#### GIVEN EXERCISE:
The records below must be output exactly, without pictures.

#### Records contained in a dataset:

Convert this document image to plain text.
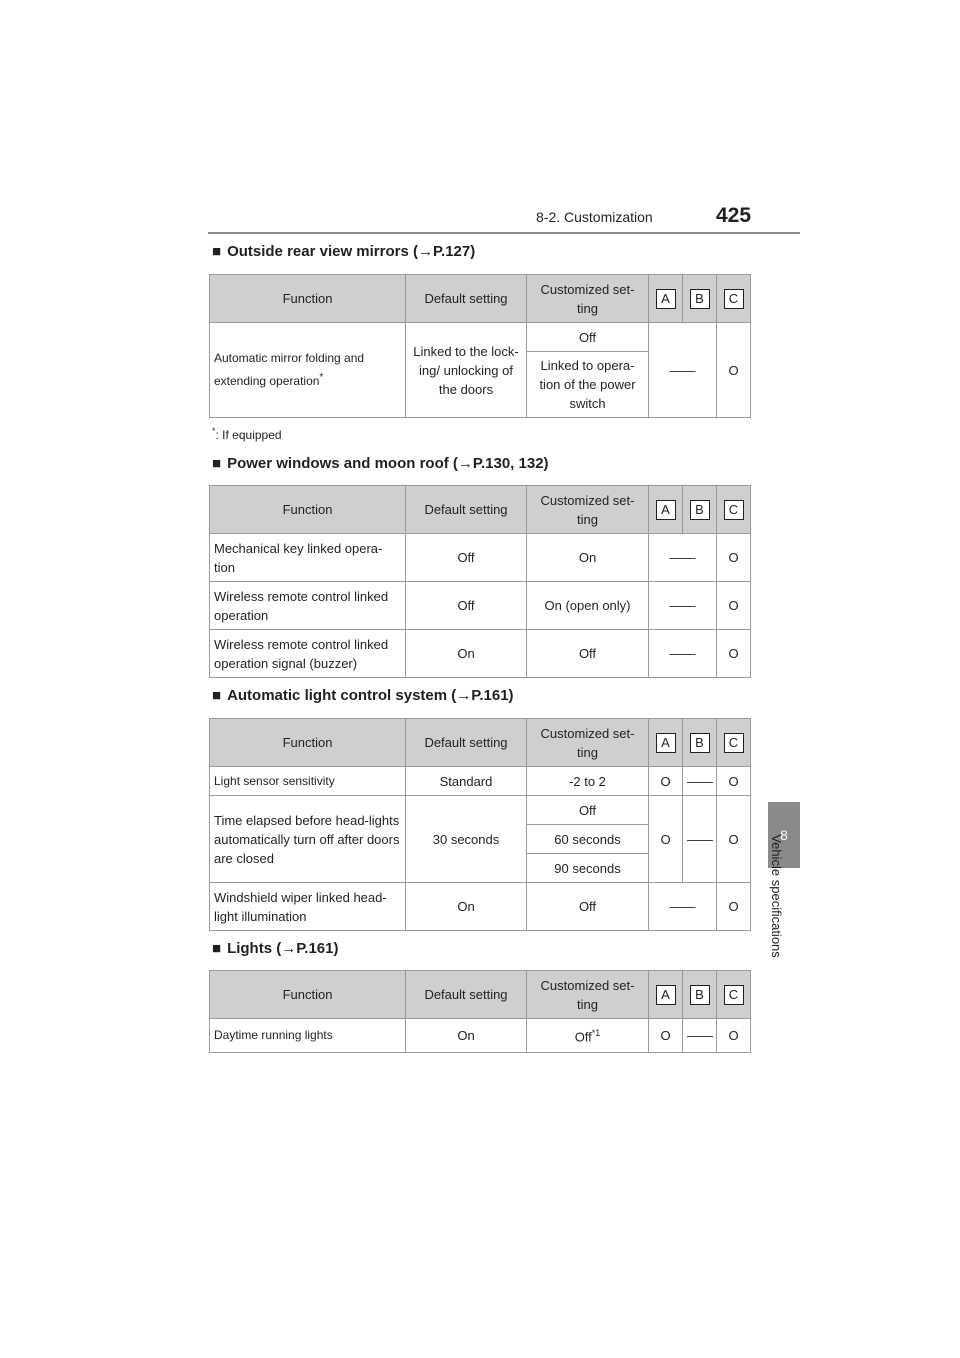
8-2. Customization	425
8
Vehicle specifications
■ Outside rear view mirrors (→P.127)
Function	Default setting	Customized set-
ting	A	B	C
Automatic mirror folding and extending operation*	Linked to the lock-ing/ unlocking of the doors	Off	——		O
		Linked to opera-tion of the power switch			
*: If equipped
■ Power windows and moon roof (→P.130, 132)
Function	Default setting	Customized set-
ting	A	B	C
Mechanical key linked opera-tion	Off	On	——		O
Wireless remote control linked operation	Off	On (open only)	——		O
Wireless remote control linked operation signal (buzzer)	On	Off	——		O
■ Automatic light control system (→P.161)
Function	Default setting	Customized set-
ting	A	B	C
Light sensor sensitivity	Standard	-2 to 2	O	——	O
Time elapsed before head-lights automatically turn off after doors are closed	30 seconds	Off	O	——	O
		60 seconds			
		90 seconds			
Windshield wiper linked head-light illumination	On	Off	——		O
■ Lights (→P.161)
Function	Default setting	Customized set-
ting	A	B	C
Daytime running lights	On	Off$^{*1}$	O	——	O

#### TASK RESULT:
Convert this document image to plain text.
8-2. Customization	425
8
Vehicle specifications
■ Outside rear view mirrors (→P.127)
Function	Default setting	Customized set-
ting	A	B	C
Automatic mirror folding and extending operation*	Linked to the lock-ing/ unlocking of the doors	Off	——		O
		Linked to opera-tion of the power switch			
*: If equipped
■ Power windows and moon roof (→P.130, 132)
Function	Default setting	Customized set-
ting	A	B	C
Mechanical key linked opera-tion	Off	On	——		O
Wireless remote control linked operation	Off	On (open only)	——		O
Wireless remote control linked operation signal (buzzer)	On	Off	——		O
■ Automatic light control system (→P.161)
Function	Default setting	Customized set-
ting	A	B	C
Light sensor sensitivity	Standard	-2 to 2	O	——	O
Time elapsed before head-lights automatically turn off after doors are closed	30 seconds	Off	O	——	O
		60 seconds			
		90 seconds			
Windshield wiper linked head-light illumination	On	Off	——		O
■ Lights (→P.161)
Function	Default setting	Customized set-
ting	A	B	C
Daytime running lights	On	Off$^{*1}$	O	——	O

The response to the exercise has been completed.